▸ **Task to complete**
Locate every line that holds the string "this" and copy it.

Raw records:

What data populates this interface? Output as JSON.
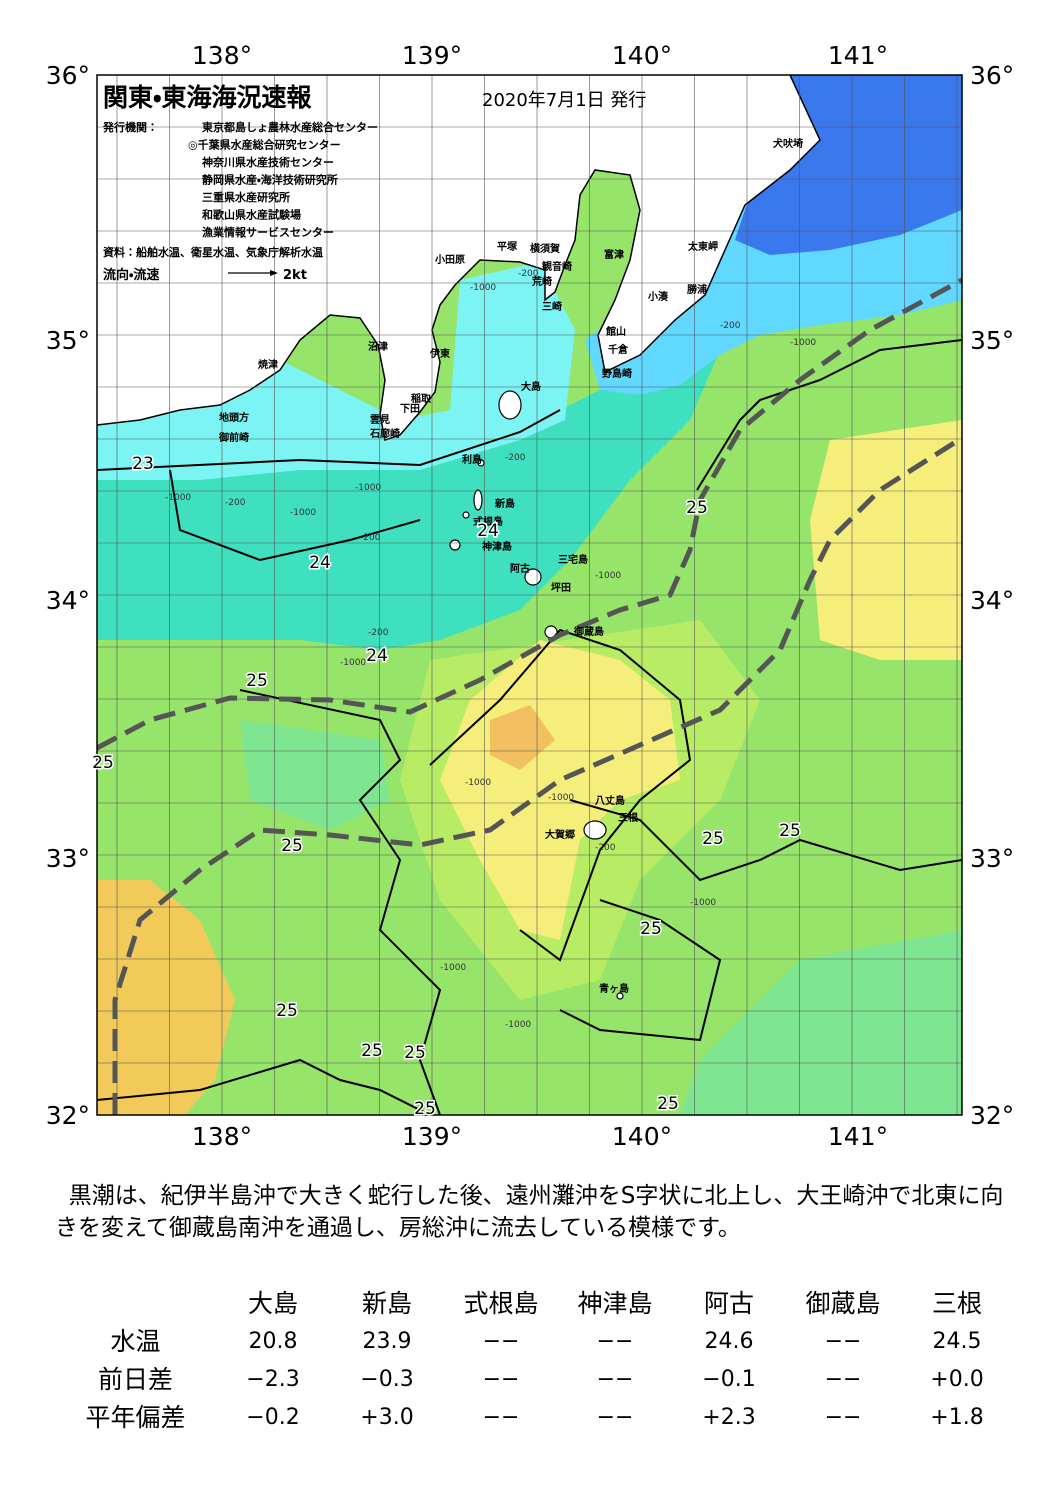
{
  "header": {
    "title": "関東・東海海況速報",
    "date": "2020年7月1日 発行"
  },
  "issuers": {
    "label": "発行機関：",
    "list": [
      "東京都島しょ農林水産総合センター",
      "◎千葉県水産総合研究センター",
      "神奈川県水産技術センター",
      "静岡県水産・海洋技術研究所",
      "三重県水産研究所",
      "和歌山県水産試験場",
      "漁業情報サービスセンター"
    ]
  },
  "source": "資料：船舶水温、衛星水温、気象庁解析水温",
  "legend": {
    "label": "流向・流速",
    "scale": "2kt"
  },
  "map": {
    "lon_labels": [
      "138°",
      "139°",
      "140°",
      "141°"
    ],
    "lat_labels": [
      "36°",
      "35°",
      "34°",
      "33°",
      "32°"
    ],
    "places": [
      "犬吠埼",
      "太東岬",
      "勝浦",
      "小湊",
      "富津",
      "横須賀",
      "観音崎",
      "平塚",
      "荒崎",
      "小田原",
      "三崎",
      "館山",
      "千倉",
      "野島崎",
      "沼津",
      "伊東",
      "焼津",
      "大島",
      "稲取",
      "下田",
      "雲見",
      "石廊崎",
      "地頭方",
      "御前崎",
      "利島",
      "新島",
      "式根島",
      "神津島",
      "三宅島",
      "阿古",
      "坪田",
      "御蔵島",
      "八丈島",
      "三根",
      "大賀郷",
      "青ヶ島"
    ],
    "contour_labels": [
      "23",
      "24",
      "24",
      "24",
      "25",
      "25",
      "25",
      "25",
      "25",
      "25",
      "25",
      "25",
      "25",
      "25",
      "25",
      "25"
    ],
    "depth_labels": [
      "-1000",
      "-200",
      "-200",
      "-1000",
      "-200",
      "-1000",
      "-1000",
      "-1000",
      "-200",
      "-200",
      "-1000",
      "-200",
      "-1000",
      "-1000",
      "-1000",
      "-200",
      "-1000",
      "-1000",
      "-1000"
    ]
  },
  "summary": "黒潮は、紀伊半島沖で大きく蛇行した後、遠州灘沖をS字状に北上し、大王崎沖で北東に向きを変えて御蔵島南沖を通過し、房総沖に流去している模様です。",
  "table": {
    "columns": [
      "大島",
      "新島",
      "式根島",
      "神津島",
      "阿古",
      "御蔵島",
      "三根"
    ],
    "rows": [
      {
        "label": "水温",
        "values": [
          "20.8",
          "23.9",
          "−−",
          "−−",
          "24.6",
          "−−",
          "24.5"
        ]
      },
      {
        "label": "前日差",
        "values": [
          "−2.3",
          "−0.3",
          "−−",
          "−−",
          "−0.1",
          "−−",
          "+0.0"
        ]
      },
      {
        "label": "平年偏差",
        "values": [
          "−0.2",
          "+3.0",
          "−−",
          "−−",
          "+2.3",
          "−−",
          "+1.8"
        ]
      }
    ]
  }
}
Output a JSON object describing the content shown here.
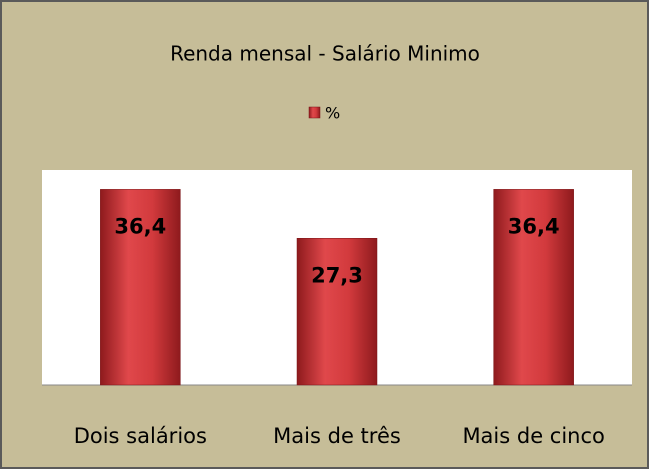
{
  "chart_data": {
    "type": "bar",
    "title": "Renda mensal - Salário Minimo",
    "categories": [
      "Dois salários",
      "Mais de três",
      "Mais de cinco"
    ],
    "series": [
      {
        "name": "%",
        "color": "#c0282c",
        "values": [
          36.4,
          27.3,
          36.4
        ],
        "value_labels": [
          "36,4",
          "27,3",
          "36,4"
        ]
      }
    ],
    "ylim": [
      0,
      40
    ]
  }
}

--

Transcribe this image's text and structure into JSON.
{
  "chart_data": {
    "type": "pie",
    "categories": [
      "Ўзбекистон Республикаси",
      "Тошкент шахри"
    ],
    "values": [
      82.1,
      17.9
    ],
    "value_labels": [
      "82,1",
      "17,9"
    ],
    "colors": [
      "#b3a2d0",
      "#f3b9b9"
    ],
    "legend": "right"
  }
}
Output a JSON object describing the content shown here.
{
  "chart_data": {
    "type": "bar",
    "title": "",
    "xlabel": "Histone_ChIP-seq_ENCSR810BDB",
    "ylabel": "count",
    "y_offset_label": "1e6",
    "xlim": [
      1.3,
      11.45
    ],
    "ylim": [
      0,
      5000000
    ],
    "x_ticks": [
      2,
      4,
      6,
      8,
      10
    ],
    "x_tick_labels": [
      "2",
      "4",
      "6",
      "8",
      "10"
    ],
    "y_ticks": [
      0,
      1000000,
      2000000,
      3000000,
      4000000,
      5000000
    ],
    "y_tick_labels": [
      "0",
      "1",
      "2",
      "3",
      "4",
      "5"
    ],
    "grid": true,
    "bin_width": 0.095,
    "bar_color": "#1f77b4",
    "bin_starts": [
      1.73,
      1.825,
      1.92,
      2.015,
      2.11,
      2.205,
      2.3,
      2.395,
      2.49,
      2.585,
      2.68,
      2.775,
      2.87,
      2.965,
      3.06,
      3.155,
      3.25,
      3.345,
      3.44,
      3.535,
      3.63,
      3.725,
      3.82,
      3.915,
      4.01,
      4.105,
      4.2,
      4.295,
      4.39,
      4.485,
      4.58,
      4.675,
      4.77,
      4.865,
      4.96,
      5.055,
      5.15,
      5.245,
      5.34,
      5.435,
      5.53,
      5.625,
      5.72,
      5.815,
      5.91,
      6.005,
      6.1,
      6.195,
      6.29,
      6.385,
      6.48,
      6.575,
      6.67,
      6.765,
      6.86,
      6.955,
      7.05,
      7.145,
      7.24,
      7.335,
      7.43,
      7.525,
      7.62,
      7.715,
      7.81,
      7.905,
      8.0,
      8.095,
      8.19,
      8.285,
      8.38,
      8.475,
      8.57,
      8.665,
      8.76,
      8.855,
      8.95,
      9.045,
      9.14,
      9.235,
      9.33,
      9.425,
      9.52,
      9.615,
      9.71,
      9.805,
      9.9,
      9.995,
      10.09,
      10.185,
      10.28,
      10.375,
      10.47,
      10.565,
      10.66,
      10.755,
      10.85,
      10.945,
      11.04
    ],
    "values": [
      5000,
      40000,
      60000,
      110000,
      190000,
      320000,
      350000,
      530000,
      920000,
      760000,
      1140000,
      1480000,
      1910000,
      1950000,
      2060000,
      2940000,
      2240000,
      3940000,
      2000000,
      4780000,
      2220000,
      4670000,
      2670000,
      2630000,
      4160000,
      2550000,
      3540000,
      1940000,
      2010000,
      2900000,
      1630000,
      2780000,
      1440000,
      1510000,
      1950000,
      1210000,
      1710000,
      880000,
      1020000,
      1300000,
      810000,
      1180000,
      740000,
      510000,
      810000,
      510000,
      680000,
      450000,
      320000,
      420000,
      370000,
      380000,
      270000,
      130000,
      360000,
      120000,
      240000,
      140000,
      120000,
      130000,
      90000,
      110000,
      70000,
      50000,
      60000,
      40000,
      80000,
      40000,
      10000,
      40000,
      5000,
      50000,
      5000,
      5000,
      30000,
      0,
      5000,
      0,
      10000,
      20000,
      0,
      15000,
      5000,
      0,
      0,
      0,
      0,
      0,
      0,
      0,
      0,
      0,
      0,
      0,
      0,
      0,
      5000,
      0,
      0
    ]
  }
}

▸ **Task result**
What data populates this interface? Output as JSON.
Transcribe this image's text and structure into JSON.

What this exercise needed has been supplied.